**What is needed**
Could you write out every entry exactly as it stands?

**Stored data**
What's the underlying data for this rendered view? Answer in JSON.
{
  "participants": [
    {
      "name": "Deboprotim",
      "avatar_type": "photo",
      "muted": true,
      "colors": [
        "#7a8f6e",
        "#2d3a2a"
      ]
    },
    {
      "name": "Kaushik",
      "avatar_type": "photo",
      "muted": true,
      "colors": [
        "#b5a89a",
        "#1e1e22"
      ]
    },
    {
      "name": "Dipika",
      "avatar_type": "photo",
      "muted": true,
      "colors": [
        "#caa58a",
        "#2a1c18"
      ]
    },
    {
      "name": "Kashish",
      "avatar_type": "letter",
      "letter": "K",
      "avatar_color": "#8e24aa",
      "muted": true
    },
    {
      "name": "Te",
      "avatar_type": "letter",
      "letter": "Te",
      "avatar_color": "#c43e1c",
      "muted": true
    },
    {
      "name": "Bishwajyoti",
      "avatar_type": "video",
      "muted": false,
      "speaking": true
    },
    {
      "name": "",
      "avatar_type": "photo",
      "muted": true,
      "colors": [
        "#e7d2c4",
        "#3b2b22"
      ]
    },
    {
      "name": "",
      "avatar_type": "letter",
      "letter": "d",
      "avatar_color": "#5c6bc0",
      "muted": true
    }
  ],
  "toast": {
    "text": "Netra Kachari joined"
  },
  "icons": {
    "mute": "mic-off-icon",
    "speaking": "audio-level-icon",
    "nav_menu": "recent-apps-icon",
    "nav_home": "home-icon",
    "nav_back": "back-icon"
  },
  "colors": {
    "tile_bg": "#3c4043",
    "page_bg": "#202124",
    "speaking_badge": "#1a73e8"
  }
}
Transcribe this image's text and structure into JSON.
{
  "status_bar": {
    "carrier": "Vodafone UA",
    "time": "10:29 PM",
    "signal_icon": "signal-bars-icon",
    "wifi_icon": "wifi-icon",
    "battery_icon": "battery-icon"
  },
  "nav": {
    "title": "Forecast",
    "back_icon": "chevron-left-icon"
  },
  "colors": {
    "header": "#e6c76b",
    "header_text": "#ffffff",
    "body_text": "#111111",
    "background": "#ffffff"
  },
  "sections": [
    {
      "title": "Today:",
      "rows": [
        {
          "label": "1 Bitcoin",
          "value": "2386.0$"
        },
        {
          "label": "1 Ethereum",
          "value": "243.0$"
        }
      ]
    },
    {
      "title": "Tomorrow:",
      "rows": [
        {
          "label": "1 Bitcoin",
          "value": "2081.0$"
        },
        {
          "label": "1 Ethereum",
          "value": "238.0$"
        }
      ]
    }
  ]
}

**Exercise answer**
What's the underlying data for this rendered view? Answer in JSON.
{
  "participants": [
    {
      "name": "Deboprotim",
      "avatar_type": "photo",
      "muted": true,
      "colors": [
        "#7a8f6e",
        "#2d3a2a"
      ]
    },
    {
      "name": "Kaushik",
      "avatar_type": "photo",
      "muted": true,
      "colors": [
        "#b5a89a",
        "#1e1e22"
      ]
    },
    {
      "name": "Dipika",
      "avatar_type": "photo",
      "muted": true,
      "colors": [
        "#caa58a",
        "#2a1c18"
      ]
    },
    {
      "name": "Kashish",
      "avatar_type": "letter",
      "letter": "K",
      "avatar_color": "#8e24aa",
      "muted": true
    },
    {
      "name": "Te",
      "avatar_type": "letter",
      "letter": "Te",
      "avatar_color": "#c43e1c",
      "muted": true
    },
    {
      "name": "Bishwajyoti",
      "avatar_type": "video",
      "muted": false,
      "speaking": true
    },
    {
      "name": "",
      "avatar_type": "photo",
      "muted": true,
      "colors": [
        "#e7d2c4",
        "#3b2b22"
      ]
    },
    {
      "name": "",
      "avatar_type": "letter",
      "letter": "d",
      "avatar_color": "#5c6bc0",
      "muted": true
    }
  ],
  "toast": {
    "text": "Netra Kachari joined"
  },
  "icons": {
    "mute": "mic-off-icon",
    "speaking": "audio-level-icon",
    "nav_menu": "recent-apps-icon",
    "nav_home": "home-icon",
    "nav_back": "back-icon"
  },
  "colors": {
    "tile_bg": "#3c4043",
    "page_bg": "#202124",
    "speaking_badge": "#1a73e8"
  }
}
Transcribe this image's text and structure into JSON.
{
  "status_bar": {
    "carrier": "Vodafone UA",
    "time": "10:29 PM",
    "signal_icon": "signal-bars-icon",
    "wifi_icon": "wifi-icon",
    "battery_icon": "battery-icon"
  },
  "nav": {
    "title": "Forecast",
    "back_icon": "chevron-left-icon"
  },
  "colors": {
    "header": "#e6c76b",
    "header_text": "#ffffff",
    "body_text": "#111111",
    "background": "#ffffff"
  },
  "sections": [
    {
      "title": "Today:",
      "rows": [
        {
          "label": "1 Bitcoin",
          "value": "2386.0$"
        },
        {
          "label": "1 Ethereum",
          "value": "243.0$"
        }
      ]
    },
    {
      "title": "Tomorrow:",
      "rows": [
        {
          "label": "1 Bitcoin",
          "value": "2081.0$"
        },
        {
          "label": "1 Ethereum",
          "value": "238.0$"
        }
      ]
    }
  ]
}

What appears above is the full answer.